» Recorded data:
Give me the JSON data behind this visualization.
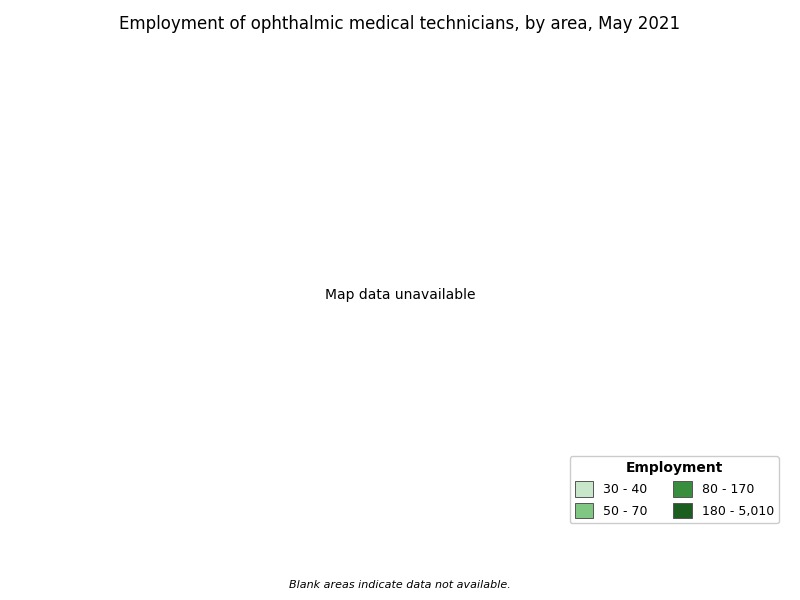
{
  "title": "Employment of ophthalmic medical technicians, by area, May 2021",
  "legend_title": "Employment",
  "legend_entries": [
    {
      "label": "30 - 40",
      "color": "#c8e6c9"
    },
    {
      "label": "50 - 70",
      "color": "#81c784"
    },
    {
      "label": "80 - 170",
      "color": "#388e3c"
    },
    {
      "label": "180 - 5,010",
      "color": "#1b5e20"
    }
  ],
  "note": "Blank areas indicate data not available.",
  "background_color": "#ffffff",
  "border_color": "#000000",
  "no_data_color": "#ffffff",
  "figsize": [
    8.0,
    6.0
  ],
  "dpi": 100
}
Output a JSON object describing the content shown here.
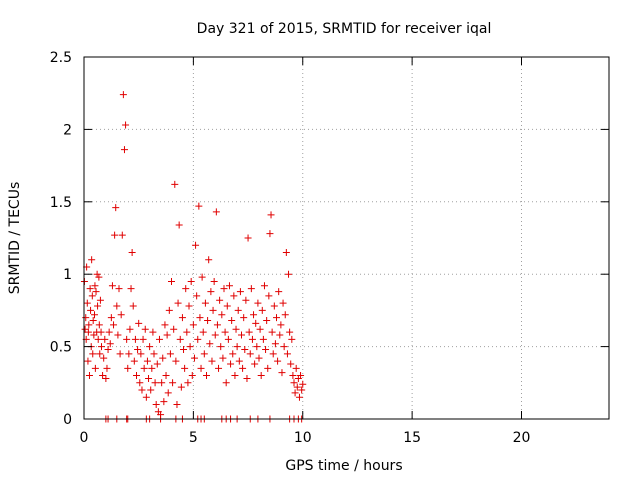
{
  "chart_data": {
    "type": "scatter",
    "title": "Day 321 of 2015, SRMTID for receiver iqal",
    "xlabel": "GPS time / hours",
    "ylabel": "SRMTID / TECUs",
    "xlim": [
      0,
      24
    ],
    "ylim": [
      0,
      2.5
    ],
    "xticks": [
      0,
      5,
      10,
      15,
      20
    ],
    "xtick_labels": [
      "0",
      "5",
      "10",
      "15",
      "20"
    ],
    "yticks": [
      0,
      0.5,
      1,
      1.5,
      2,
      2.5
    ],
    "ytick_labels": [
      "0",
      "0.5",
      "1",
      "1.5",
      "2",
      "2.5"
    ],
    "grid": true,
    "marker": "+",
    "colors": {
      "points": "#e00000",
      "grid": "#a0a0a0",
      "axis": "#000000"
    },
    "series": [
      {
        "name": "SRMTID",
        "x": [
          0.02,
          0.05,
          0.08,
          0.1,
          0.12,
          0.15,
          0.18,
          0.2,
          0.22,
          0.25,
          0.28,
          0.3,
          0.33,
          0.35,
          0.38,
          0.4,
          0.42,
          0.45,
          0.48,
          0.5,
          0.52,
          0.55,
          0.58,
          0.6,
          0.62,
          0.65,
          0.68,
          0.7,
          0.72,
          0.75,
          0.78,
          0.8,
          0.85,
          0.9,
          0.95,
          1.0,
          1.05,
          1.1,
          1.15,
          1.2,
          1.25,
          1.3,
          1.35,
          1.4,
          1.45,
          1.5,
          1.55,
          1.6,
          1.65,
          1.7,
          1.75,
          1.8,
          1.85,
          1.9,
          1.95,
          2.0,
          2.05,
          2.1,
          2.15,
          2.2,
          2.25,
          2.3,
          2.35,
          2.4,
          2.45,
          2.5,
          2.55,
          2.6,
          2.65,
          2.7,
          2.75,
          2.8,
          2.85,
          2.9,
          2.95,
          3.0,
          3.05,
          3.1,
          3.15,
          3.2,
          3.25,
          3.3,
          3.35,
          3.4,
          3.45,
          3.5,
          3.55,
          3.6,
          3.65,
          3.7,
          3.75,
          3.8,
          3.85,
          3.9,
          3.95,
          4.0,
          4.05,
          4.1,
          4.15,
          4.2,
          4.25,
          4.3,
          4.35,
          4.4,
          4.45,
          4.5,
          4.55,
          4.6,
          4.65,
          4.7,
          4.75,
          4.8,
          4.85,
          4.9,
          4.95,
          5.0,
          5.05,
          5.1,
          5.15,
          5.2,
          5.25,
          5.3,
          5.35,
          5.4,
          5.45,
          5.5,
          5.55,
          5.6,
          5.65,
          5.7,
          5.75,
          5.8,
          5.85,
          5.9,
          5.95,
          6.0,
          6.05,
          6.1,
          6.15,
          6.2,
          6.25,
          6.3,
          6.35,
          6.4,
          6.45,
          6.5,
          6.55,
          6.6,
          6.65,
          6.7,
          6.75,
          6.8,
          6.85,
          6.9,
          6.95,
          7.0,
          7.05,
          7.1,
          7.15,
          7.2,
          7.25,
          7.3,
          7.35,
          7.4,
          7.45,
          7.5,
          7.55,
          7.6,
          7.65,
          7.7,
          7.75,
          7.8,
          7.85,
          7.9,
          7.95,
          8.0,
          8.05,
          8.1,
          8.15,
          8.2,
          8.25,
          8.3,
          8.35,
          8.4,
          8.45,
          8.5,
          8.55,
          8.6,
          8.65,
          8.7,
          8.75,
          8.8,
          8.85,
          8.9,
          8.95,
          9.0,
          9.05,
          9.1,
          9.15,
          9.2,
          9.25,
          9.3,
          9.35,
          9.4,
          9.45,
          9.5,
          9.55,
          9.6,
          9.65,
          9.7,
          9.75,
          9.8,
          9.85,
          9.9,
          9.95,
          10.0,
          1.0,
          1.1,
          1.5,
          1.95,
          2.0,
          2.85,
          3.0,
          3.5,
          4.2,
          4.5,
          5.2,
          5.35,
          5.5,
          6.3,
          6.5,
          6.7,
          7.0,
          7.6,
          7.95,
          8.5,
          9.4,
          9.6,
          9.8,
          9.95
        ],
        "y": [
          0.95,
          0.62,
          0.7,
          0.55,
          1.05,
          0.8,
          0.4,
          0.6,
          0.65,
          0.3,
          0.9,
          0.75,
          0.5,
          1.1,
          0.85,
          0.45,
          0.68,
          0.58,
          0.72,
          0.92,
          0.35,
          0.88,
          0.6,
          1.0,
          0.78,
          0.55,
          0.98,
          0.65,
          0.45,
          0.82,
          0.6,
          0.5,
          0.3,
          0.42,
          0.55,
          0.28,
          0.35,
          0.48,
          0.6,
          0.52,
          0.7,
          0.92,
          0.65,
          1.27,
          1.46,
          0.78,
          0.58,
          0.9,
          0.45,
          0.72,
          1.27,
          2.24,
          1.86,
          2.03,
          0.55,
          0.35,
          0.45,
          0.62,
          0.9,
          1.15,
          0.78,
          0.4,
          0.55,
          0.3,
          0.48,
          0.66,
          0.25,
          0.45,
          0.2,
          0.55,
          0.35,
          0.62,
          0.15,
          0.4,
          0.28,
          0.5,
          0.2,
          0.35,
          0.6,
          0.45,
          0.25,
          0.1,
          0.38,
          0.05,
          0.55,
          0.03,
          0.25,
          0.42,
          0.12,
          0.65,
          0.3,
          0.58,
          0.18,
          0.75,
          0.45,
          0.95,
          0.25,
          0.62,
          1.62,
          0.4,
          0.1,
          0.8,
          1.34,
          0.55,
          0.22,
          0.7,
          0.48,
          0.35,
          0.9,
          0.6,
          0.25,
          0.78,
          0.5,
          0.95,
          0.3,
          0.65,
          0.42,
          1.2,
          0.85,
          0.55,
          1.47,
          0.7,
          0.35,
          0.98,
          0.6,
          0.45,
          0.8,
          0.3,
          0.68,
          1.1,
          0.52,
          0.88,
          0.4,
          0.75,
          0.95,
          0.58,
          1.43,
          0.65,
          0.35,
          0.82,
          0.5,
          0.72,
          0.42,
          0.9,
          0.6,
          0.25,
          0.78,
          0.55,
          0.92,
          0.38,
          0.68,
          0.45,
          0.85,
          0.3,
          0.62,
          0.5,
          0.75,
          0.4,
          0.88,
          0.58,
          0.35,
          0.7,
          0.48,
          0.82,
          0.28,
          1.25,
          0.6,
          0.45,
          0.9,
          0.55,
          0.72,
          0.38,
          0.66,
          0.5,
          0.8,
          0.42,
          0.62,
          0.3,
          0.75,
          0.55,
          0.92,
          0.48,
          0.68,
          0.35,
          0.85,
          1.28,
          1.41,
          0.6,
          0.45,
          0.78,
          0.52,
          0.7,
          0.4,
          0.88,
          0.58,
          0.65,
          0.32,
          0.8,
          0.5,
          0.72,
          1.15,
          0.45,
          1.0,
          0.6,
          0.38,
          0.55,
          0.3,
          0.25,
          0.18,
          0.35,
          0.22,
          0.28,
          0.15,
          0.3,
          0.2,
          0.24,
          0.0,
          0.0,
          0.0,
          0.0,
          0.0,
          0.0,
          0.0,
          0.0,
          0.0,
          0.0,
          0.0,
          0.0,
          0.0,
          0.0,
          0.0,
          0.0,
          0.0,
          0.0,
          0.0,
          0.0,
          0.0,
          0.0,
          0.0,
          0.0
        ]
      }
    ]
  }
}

* * *

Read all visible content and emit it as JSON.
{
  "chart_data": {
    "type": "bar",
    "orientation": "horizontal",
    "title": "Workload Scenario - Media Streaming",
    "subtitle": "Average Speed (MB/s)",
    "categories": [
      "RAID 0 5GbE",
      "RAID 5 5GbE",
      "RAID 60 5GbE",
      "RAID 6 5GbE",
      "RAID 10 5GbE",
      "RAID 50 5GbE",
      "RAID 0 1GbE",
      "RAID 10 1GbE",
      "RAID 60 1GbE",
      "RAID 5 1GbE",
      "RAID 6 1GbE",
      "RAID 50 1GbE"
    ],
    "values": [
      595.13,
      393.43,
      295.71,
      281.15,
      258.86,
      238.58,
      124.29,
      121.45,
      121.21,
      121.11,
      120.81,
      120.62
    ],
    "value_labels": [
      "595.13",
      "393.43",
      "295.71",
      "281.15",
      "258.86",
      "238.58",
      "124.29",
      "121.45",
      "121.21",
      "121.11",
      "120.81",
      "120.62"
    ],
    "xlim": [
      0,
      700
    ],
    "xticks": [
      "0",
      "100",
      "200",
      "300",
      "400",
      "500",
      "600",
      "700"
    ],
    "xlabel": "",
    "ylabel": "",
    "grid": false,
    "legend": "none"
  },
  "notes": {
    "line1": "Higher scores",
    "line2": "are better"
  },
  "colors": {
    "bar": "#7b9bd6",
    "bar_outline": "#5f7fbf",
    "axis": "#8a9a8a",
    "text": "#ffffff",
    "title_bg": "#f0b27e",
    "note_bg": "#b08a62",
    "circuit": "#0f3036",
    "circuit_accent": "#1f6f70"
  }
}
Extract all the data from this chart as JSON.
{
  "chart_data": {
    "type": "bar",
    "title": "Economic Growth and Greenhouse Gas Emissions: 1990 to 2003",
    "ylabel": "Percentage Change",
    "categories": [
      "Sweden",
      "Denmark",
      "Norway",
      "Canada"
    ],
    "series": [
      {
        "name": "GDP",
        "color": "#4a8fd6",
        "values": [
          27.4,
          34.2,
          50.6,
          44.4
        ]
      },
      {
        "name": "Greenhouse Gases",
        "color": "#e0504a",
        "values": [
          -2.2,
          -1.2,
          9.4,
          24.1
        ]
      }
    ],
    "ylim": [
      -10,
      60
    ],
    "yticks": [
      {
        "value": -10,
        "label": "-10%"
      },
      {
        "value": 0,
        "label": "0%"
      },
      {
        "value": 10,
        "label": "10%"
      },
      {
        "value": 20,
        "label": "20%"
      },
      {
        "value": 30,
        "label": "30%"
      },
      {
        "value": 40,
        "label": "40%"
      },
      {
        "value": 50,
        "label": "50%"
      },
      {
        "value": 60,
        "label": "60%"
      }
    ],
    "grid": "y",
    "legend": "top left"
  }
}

» PROBLEM TO WORK ON:
Spot every line that holds "Greenhouse" and copy it.

» TASK ANSWER:
    "title": "Economic Growth and Greenhouse Gas Emissions: 1990 to 2003",
        "name": "Greenhouse Gases",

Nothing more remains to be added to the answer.